GOAL |
Provide an exact copy of the data, excluding the images.

## BEGIN ENTRIES SUPPLIED

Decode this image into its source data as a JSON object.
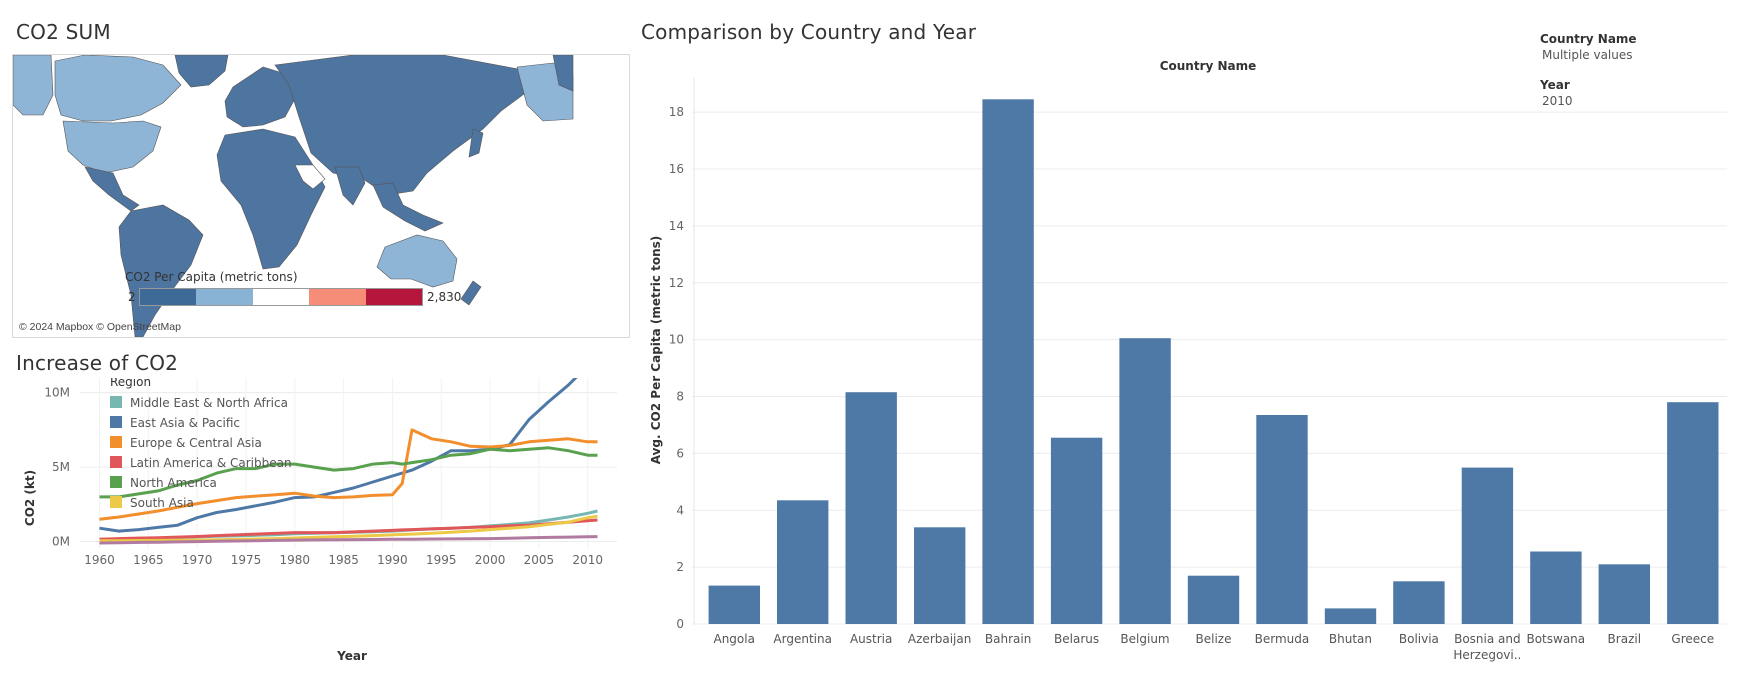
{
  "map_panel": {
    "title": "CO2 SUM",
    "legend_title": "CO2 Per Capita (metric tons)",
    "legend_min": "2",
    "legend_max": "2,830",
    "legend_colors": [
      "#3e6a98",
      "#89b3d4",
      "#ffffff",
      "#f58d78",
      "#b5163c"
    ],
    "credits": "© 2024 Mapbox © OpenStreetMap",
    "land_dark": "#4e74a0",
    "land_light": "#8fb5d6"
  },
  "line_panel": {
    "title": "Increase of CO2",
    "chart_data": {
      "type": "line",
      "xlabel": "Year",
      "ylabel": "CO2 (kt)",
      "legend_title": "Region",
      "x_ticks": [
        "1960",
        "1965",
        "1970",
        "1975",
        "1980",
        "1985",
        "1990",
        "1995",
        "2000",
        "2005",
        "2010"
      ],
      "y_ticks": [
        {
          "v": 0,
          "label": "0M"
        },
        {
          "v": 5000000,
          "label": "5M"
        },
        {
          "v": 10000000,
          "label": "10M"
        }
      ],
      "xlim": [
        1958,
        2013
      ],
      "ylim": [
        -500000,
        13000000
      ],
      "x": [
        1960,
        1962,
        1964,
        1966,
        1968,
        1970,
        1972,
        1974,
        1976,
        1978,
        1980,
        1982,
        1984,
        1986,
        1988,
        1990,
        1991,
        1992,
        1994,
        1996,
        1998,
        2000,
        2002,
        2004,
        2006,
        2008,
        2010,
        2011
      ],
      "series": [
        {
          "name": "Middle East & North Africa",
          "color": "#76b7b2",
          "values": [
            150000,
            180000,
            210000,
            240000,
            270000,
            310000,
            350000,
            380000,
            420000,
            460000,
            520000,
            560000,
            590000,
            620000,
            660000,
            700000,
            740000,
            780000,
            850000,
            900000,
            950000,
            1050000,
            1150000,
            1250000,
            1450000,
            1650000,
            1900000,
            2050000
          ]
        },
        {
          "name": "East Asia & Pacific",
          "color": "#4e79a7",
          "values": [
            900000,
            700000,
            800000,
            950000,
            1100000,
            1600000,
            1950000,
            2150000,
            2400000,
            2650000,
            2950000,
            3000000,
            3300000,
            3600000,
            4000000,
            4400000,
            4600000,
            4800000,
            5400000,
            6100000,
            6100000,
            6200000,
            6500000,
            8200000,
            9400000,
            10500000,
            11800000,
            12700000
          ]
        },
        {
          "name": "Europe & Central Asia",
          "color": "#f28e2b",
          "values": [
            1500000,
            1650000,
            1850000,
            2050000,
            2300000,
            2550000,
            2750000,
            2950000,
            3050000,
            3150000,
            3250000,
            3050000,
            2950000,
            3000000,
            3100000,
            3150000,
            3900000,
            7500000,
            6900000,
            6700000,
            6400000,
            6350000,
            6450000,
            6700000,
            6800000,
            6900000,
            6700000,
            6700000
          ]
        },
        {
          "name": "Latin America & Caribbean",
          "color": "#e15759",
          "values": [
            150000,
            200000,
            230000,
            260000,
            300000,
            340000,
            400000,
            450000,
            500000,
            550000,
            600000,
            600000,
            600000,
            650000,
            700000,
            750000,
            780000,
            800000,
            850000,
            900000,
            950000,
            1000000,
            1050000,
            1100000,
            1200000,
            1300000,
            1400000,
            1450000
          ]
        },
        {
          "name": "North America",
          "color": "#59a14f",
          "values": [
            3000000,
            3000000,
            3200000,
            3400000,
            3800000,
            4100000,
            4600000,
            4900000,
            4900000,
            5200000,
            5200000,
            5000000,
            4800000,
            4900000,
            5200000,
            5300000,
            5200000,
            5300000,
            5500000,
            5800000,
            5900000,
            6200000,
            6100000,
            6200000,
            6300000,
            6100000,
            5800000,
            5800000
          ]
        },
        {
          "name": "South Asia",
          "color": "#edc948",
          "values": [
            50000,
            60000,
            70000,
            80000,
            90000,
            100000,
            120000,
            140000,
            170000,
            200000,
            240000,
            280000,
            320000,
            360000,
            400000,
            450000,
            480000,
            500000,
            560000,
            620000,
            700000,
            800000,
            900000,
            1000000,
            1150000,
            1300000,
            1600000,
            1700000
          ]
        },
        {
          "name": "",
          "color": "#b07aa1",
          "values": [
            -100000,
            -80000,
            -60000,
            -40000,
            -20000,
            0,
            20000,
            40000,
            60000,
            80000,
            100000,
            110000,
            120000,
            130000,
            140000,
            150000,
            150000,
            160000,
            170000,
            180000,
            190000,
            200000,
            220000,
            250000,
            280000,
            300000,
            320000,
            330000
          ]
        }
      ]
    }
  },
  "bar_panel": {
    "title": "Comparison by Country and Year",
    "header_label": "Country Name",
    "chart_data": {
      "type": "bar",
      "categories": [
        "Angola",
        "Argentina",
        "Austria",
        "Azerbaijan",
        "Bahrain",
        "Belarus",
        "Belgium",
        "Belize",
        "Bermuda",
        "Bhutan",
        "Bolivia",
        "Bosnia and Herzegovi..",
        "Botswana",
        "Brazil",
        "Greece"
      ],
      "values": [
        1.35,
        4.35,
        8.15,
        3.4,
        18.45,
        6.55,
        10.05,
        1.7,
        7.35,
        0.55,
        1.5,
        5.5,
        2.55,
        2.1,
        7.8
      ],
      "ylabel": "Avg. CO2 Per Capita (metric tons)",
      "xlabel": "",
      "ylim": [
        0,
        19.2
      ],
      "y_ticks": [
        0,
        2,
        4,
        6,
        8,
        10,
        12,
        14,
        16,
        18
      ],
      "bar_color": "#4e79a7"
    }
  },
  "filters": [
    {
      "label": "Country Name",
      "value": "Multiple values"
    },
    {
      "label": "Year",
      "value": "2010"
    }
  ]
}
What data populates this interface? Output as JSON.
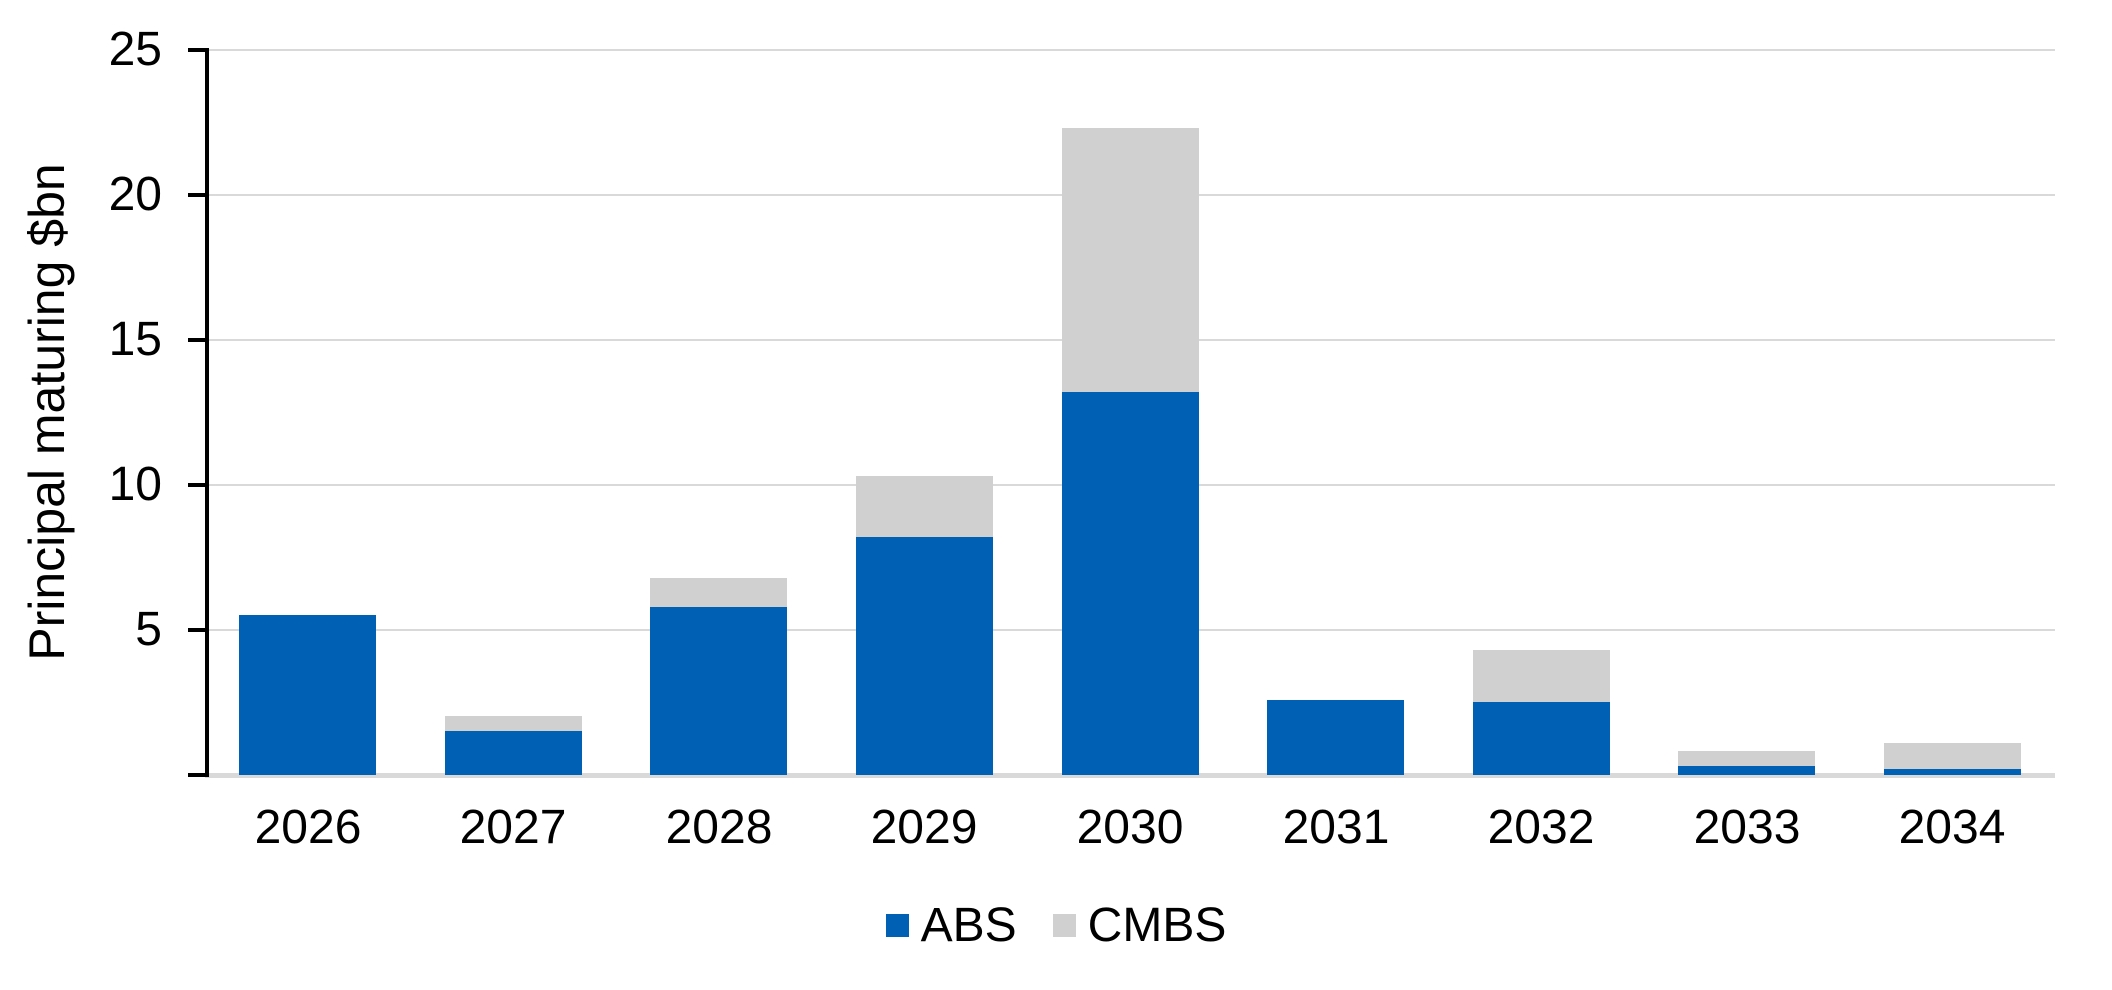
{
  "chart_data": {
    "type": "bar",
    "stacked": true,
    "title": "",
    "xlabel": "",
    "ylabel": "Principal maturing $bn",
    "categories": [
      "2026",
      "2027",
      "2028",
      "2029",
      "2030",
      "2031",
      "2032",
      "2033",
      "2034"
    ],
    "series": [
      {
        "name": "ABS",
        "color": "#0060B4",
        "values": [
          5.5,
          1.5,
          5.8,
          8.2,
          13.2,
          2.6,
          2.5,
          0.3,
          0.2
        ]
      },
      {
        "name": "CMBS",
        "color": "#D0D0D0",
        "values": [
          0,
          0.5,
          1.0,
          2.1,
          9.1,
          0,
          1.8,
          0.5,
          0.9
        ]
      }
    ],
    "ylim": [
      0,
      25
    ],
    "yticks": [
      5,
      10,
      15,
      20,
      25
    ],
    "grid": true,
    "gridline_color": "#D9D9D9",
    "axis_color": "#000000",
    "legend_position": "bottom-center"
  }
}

## END ENTRIES SUPPLIED

RESULT OF THIS TASK |
Decode this image into its source data as a JSON object.
{
  "map_panel": {
    "title": "CO2 SUM",
    "legend_title": "CO2 Per Capita (metric tons)",
    "legend_min": "2",
    "legend_max": "2,830",
    "legend_colors": [
      "#3e6a98",
      "#89b3d4",
      "#ffffff",
      "#f58d78",
      "#b5163c"
    ],
    "credits": "© 2024 Mapbox © OpenStreetMap",
    "land_dark": "#4e74a0",
    "land_light": "#8fb5d6"
  },
  "line_panel": {
    "title": "Increase of CO2",
    "chart_data": {
      "type": "line",
      "xlabel": "Year",
      "ylabel": "CO2 (kt)",
      "legend_title": "Region",
      "x_ticks": [
        "1960",
        "1965",
        "1970",
        "1975",
        "1980",
        "1985",
        "1990",
        "1995",
        "2000",
        "2005",
        "2010"
      ],
      "y_ticks": [
        {
          "v": 0,
          "label": "0M"
        },
        {
          "v": 5000000,
          "label": "5M"
        },
        {
          "v": 10000000,
          "label": "10M"
        }
      ],
      "xlim": [
        1958,
        2013
      ],
      "ylim": [
        -500000,
        13000000
      ],
      "x": [
        1960,
        1962,
        1964,
        1966,
        1968,
        1970,
        1972,
        1974,
        1976,
        1978,
        1980,
        1982,
        1984,
        1986,
        1988,
        1990,
        1991,
        1992,
        1994,
        1996,
        1998,
        2000,
        2002,
        2004,
        2006,
        2008,
        2010,
        2011
      ],
      "series": [
        {
          "name": "Middle East & North Africa",
          "color": "#76b7b2",
          "values": [
            150000,
            180000,
            210000,
            240000,
            270000,
            310000,
            350000,
            380000,
            420000,
            460000,
            520000,
            560000,
            590000,
            620000,
            660000,
            700000,
            740000,
            780000,
            850000,
            900000,
            950000,
            1050000,
            1150000,
            1250000,
            1450000,
            1650000,
            1900000,
            2050000
          ]
        },
        {
          "name": "East Asia & Pacific",
          "color": "#4e79a7",
          "values": [
            900000,
            700000,
            800000,
            950000,
            1100000,
            1600000,
            1950000,
            2150000,
            2400000,
            2650000,
            2950000,
            3000000,
            3300000,
            3600000,
            4000000,
            4400000,
            4600000,
            4800000,
            5400000,
            6100000,
            6100000,
            6200000,
            6500000,
            8200000,
            9400000,
            10500000,
            11800000,
            12700000
          ]
        },
        {
          "name": "Europe & Central Asia",
          "color": "#f28e2b",
          "values": [
            1500000,
            1650000,
            1850000,
            2050000,
            2300000,
            2550000,
            2750000,
            2950000,
            3050000,
            3150000,
            3250000,
            3050000,
            2950000,
            3000000,
            3100000,
            3150000,
            3900000,
            7500000,
            6900000,
            6700000,
            6400000,
            6350000,
            6450000,
            6700000,
            6800000,
            6900000,
            6700000,
            6700000
          ]
        },
        {
          "name": "Latin America & Caribbean",
          "color": "#e15759",
          "values": [
            150000,
            200000,
            230000,
            260000,
            300000,
            340000,
            400000,
            450000,
            500000,
            550000,
            600000,
            600000,
            600000,
            650000,
            700000,
            750000,
            780000,
            800000,
            850000,
            900000,
            950000,
            1000000,
            1050000,
            1100000,
            1200000,
            1300000,
            1400000,
            1450000
          ]
        },
        {
          "name": "North America",
          "color": "#59a14f",
          "values": [
            3000000,
            3000000,
            3200000,
            3400000,
            3800000,
            4100000,
            4600000,
            4900000,
            4900000,
            5200000,
            5200000,
            5000000,
            4800000,
            4900000,
            5200000,
            5300000,
            5200000,
            5300000,
            5500000,
            5800000,
            5900000,
            6200000,
            6100000,
            6200000,
            6300000,
            6100000,
            5800000,
            5800000
          ]
        },
        {
          "name": "South Asia",
          "color": "#edc948",
          "values": [
            50000,
            60000,
            70000,
            80000,
            90000,
            100000,
            120000,
            140000,
            170000,
            200000,
            240000,
            280000,
            320000,
            360000,
            400000,
            450000,
            480000,
            500000,
            560000,
            620000,
            700000,
            800000,
            900000,
            1000000,
            1150000,
            1300000,
            1600000,
            1700000
          ]
        },
        {
          "name": "",
          "color": "#b07aa1",
          "values": [
            -100000,
            -80000,
            -60000,
            -40000,
            -20000,
            0,
            20000,
            40000,
            60000,
            80000,
            100000,
            110000,
            120000,
            130000,
            140000,
            150000,
            150000,
            160000,
            170000,
            180000,
            190000,
            200000,
            220000,
            250000,
            280000,
            300000,
            320000,
            330000
          ]
        }
      ]
    }
  },
  "bar_panel": {
    "title": "Comparison by Country and Year",
    "header_label": "Country Name",
    "chart_data": {
      "type": "bar",
      "categories": [
        "Angola",
        "Argentina",
        "Austria",
        "Azerbaijan",
        "Bahrain",
        "Belarus",
        "Belgium",
        "Belize",
        "Bermuda",
        "Bhutan",
        "Bolivia",
        "Bosnia and Herzegovi..",
        "Botswana",
        "Brazil",
        "Greece"
      ],
      "values": [
        1.35,
        4.35,
        8.15,
        3.4,
        18.45,
        6.55,
        10.05,
        1.7,
        7.35,
        0.55,
        1.5,
        5.5,
        2.55,
        2.1,
        7.8
      ],
      "ylabel": "Avg. CO2 Per Capita (metric tons)",
      "xlabel": "",
      "ylim": [
        0,
        19.2
      ],
      "y_ticks": [
        0,
        2,
        4,
        6,
        8,
        10,
        12,
        14,
        16,
        18
      ],
      "bar_color": "#4e79a7"
    }
  },
  "filters": [
    {
      "label": "Country Name",
      "value": "Multiple values"
    },
    {
      "label": "Year",
      "value": "2010"
    }
  ]
}
What data populates this interface? Output as JSON.
{
  "chart_data": {
    "type": "bar",
    "stacked": true,
    "title": "",
    "xlabel": "",
    "ylabel": "Principal maturing $bn",
    "categories": [
      "2026",
      "2027",
      "2028",
      "2029",
      "2030",
      "2031",
      "2032",
      "2033",
      "2034"
    ],
    "series": [
      {
        "name": "ABS",
        "color": "#0060B4",
        "values": [
          5.5,
          1.5,
          5.8,
          8.2,
          13.2,
          2.6,
          2.5,
          0.3,
          0.2
        ]
      },
      {
        "name": "CMBS",
        "color": "#D0D0D0",
        "values": [
          0,
          0.5,
          1.0,
          2.1,
          9.1,
          0,
          1.8,
          0.5,
          0.9
        ]
      }
    ],
    "ylim": [
      0,
      25
    ],
    "yticks": [
      5,
      10,
      15,
      20,
      25
    ],
    "grid": true,
    "gridline_color": "#D9D9D9",
    "axis_color": "#000000",
    "legend_position": "bottom-center"
  }
}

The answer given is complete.